→ **What you have to do**: Set down the records once more, please, exactly and with the pictures left out.

→ **Data lines**:
********

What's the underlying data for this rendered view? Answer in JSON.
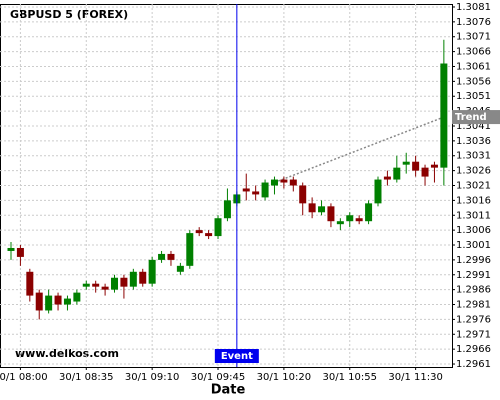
{
  "chart_data": {
    "type": "candlestick",
    "title": "GBPUSD 5 (FOREX)",
    "x_label": "Date",
    "watermark": "www.delkos.com",
    "x": [
      "30/1 07:55",
      "30/1 08:00",
      "30/1 08:05",
      "30/1 08:10",
      "30/1 08:15",
      "30/1 08:20",
      "30/1 08:25",
      "30/1 08:30",
      "30/1 08:35",
      "30/1 08:40",
      "30/1 08:45",
      "30/1 08:50",
      "30/1 08:55",
      "30/1 09:00",
      "30/1 09:05",
      "30/1 09:10",
      "30/1 09:15",
      "30/1 09:20",
      "30/1 09:25",
      "30/1 09:30",
      "30/1 09:35",
      "30/1 09:40",
      "30/1 09:45",
      "30/1 09:50",
      "30/1 09:55",
      "30/1 10:00",
      "30/1 10:05",
      "30/1 10:10",
      "30/1 10:15",
      "30/1 10:20",
      "30/1 10:25",
      "30/1 10:30",
      "30/1 10:35",
      "30/1 10:40",
      "30/1 10:45",
      "30/1 10:50",
      "30/1 10:55",
      "30/1 11:00",
      "30/1 11:05",
      "30/1 11:10",
      "30/1 11:15",
      "30/1 11:20",
      "30/1 11:25",
      "30/1 11:30",
      "30/1 11:35",
      "30/1 11:40",
      "30/1 11:45"
    ],
    "xtick_index": [
      1,
      8,
      15,
      22,
      29,
      36,
      43
    ],
    "open": [
      1.2999,
      1.3,
      1.2992,
      1.2985,
      1.2979,
      1.2984,
      1.2981,
      1.2982,
      1.2987,
      1.2988,
      1.2987,
      1.2986,
      1.299,
      1.2987,
      1.2992,
      1.2988,
      1.2996,
      1.2998,
      1.2992,
      1.2994,
      1.3006,
      1.3005,
      1.3004,
      1.301,
      1.3015,
      1.302,
      1.3019,
      1.3017,
      1.3021,
      1.3023,
      1.3023,
      1.3021,
      1.3015,
      1.3012,
      1.3014,
      1.3008,
      1.3009,
      1.301,
      1.3009,
      1.3015,
      1.3024,
      1.3023,
      1.3028,
      1.3029,
      1.3027,
      1.3028,
      1.3027
    ],
    "high": [
      1.3002,
      1.3001,
      1.2993,
      1.2986,
      1.2986,
      1.2985,
      1.2984,
      1.2986,
      1.2989,
      1.2989,
      1.2988,
      1.2991,
      1.2991,
      1.2993,
      1.2993,
      1.2997,
      1.2999,
      1.2999,
      1.2995,
      1.3006,
      1.3007,
      1.3006,
      1.3011,
      1.302,
      1.3019,
      1.3025,
      1.3021,
      1.3023,
      1.3024,
      1.3024,
      1.3024,
      1.3022,
      1.3017,
      1.3016,
      1.3015,
      1.301,
      1.3012,
      1.3011,
      1.3016,
      1.3024,
      1.3026,
      1.3031,
      1.3032,
      1.3031,
      1.3028,
      1.3029,
      1.307
    ],
    "low": [
      1.2996,
      1.2994,
      1.2982,
      1.2976,
      1.2978,
      1.2979,
      1.2979,
      1.2981,
      1.2986,
      1.2985,
      1.2984,
      1.2985,
      1.2983,
      1.2986,
      1.2987,
      1.2987,
      1.2995,
      1.2994,
      1.2991,
      1.2993,
      1.3004,
      1.3003,
      1.3003,
      1.3009,
      1.3014,
      1.3016,
      1.3016,
      1.3016,
      1.3018,
      1.302,
      1.3019,
      1.3011,
      1.301,
      1.3011,
      1.3007,
      1.3006,
      1.3007,
      1.3008,
      1.3008,
      1.3014,
      1.3021,
      1.3022,
      1.3025,
      1.3024,
      1.3021,
      1.3022,
      1.3021
    ],
    "close": [
      1.3,
      1.2997,
      1.2984,
      1.2979,
      1.2984,
      1.2981,
      1.2983,
      1.2985,
      1.2988,
      1.2987,
      1.2986,
      1.299,
      1.2987,
      1.2992,
      1.2988,
      1.2996,
      1.2998,
      1.2996,
      1.2994,
      1.3005,
      1.3005,
      1.3004,
      1.301,
      1.3016,
      1.3018,
      1.3019,
      1.3018,
      1.3022,
      1.3023,
      1.3022,
      1.3021,
      1.3015,
      1.3012,
      1.3014,
      1.3009,
      1.3009,
      1.3011,
      1.3009,
      1.3015,
      1.3023,
      1.3023,
      1.3027,
      1.3029,
      1.3026,
      1.3024,
      1.3027,
      1.3062
    ],
    "up_color": "#008000",
    "down_color": "#8b0000",
    "ylim": [
      1.296,
      1.3082
    ],
    "yticks": [
      1.3081,
      1.3076,
      1.3071,
      1.3066,
      1.3061,
      1.3056,
      1.3051,
      1.3046,
      1.3041,
      1.3036,
      1.3031,
      1.3026,
      1.3021,
      1.3016,
      1.3011,
      1.3006,
      1.3001,
      1.2996,
      1.2991,
      1.2986,
      1.2981,
      1.2976,
      1.2971,
      1.2966,
      1.2961
    ],
    "grid": true,
    "event": {
      "label": "Event",
      "x": "30/1 09:55",
      "color": "#0000ee"
    },
    "trend": {
      "label": "Trend",
      "x": [
        "30/1 10:15",
        "30/1 11:45"
      ],
      "y": [
        1.3022,
        1.3044
      ],
      "color": "#888888"
    }
  }
}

********

→ **Completed task**:
What's the underlying data for this rendered view? Answer in JSON.
{
  "chart_data": {
    "type": "candlestick",
    "title": "GBPUSD 5 (FOREX)",
    "x_label": "Date",
    "watermark": "www.delkos.com",
    "x": [
      "30/1 07:55",
      "30/1 08:00",
      "30/1 08:05",
      "30/1 08:10",
      "30/1 08:15",
      "30/1 08:20",
      "30/1 08:25",
      "30/1 08:30",
      "30/1 08:35",
      "30/1 08:40",
      "30/1 08:45",
      "30/1 08:50",
      "30/1 08:55",
      "30/1 09:00",
      "30/1 09:05",
      "30/1 09:10",
      "30/1 09:15",
      "30/1 09:20",
      "30/1 09:25",
      "30/1 09:30",
      "30/1 09:35",
      "30/1 09:40",
      "30/1 09:45",
      "30/1 09:50",
      "30/1 09:55",
      "30/1 10:00",
      "30/1 10:05",
      "30/1 10:10",
      "30/1 10:15",
      "30/1 10:20",
      "30/1 10:25",
      "30/1 10:30",
      "30/1 10:35",
      "30/1 10:40",
      "30/1 10:45",
      "30/1 10:50",
      "30/1 10:55",
      "30/1 11:00",
      "30/1 11:05",
      "30/1 11:10",
      "30/1 11:15",
      "30/1 11:20",
      "30/1 11:25",
      "30/1 11:30",
      "30/1 11:35",
      "30/1 11:40",
      "30/1 11:45"
    ],
    "xtick_index": [
      1,
      8,
      15,
      22,
      29,
      36,
      43
    ],
    "open": [
      1.2999,
      1.3,
      1.2992,
      1.2985,
      1.2979,
      1.2984,
      1.2981,
      1.2982,
      1.2987,
      1.2988,
      1.2987,
      1.2986,
      1.299,
      1.2987,
      1.2992,
      1.2988,
      1.2996,
      1.2998,
      1.2992,
      1.2994,
      1.3006,
      1.3005,
      1.3004,
      1.301,
      1.3015,
      1.302,
      1.3019,
      1.3017,
      1.3021,
      1.3023,
      1.3023,
      1.3021,
      1.3015,
      1.3012,
      1.3014,
      1.3008,
      1.3009,
      1.301,
      1.3009,
      1.3015,
      1.3024,
      1.3023,
      1.3028,
      1.3029,
      1.3027,
      1.3028,
      1.3027
    ],
    "high": [
      1.3002,
      1.3001,
      1.2993,
      1.2986,
      1.2986,
      1.2985,
      1.2984,
      1.2986,
      1.2989,
      1.2989,
      1.2988,
      1.2991,
      1.2991,
      1.2993,
      1.2993,
      1.2997,
      1.2999,
      1.2999,
      1.2995,
      1.3006,
      1.3007,
      1.3006,
      1.3011,
      1.302,
      1.3019,
      1.3025,
      1.3021,
      1.3023,
      1.3024,
      1.3024,
      1.3024,
      1.3022,
      1.3017,
      1.3016,
      1.3015,
      1.301,
      1.3012,
      1.3011,
      1.3016,
      1.3024,
      1.3026,
      1.3031,
      1.3032,
      1.3031,
      1.3028,
      1.3029,
      1.307
    ],
    "low": [
      1.2996,
      1.2994,
      1.2982,
      1.2976,
      1.2978,
      1.2979,
      1.2979,
      1.2981,
      1.2986,
      1.2985,
      1.2984,
      1.2985,
      1.2983,
      1.2986,
      1.2987,
      1.2987,
      1.2995,
      1.2994,
      1.2991,
      1.2993,
      1.3004,
      1.3003,
      1.3003,
      1.3009,
      1.3014,
      1.3016,
      1.3016,
      1.3016,
      1.3018,
      1.302,
      1.3019,
      1.3011,
      1.301,
      1.3011,
      1.3007,
      1.3006,
      1.3007,
      1.3008,
      1.3008,
      1.3014,
      1.3021,
      1.3022,
      1.3025,
      1.3024,
      1.3021,
      1.3022,
      1.3021
    ],
    "close": [
      1.3,
      1.2997,
      1.2984,
      1.2979,
      1.2984,
      1.2981,
      1.2983,
      1.2985,
      1.2988,
      1.2987,
      1.2986,
      1.299,
      1.2987,
      1.2992,
      1.2988,
      1.2996,
      1.2998,
      1.2996,
      1.2994,
      1.3005,
      1.3005,
      1.3004,
      1.301,
      1.3016,
      1.3018,
      1.3019,
      1.3018,
      1.3022,
      1.3023,
      1.3022,
      1.3021,
      1.3015,
      1.3012,
      1.3014,
      1.3009,
      1.3009,
      1.3011,
      1.3009,
      1.3015,
      1.3023,
      1.3023,
      1.3027,
      1.3029,
      1.3026,
      1.3024,
      1.3027,
      1.3062
    ],
    "up_color": "#008000",
    "down_color": "#8b0000",
    "ylim": [
      1.296,
      1.3082
    ],
    "yticks": [
      1.3081,
      1.3076,
      1.3071,
      1.3066,
      1.3061,
      1.3056,
      1.3051,
      1.3046,
      1.3041,
      1.3036,
      1.3031,
      1.3026,
      1.3021,
      1.3016,
      1.3011,
      1.3006,
      1.3001,
      1.2996,
      1.2991,
      1.2986,
      1.2981,
      1.2976,
      1.2971,
      1.2966,
      1.2961
    ],
    "grid": true,
    "event": {
      "label": "Event",
      "x": "30/1 09:55",
      "color": "#0000ee"
    },
    "trend": {
      "label": "Trend",
      "x": [
        "30/1 10:15",
        "30/1 11:45"
      ],
      "y": [
        1.3022,
        1.3044
      ],
      "color": "#888888"
    }
  }
}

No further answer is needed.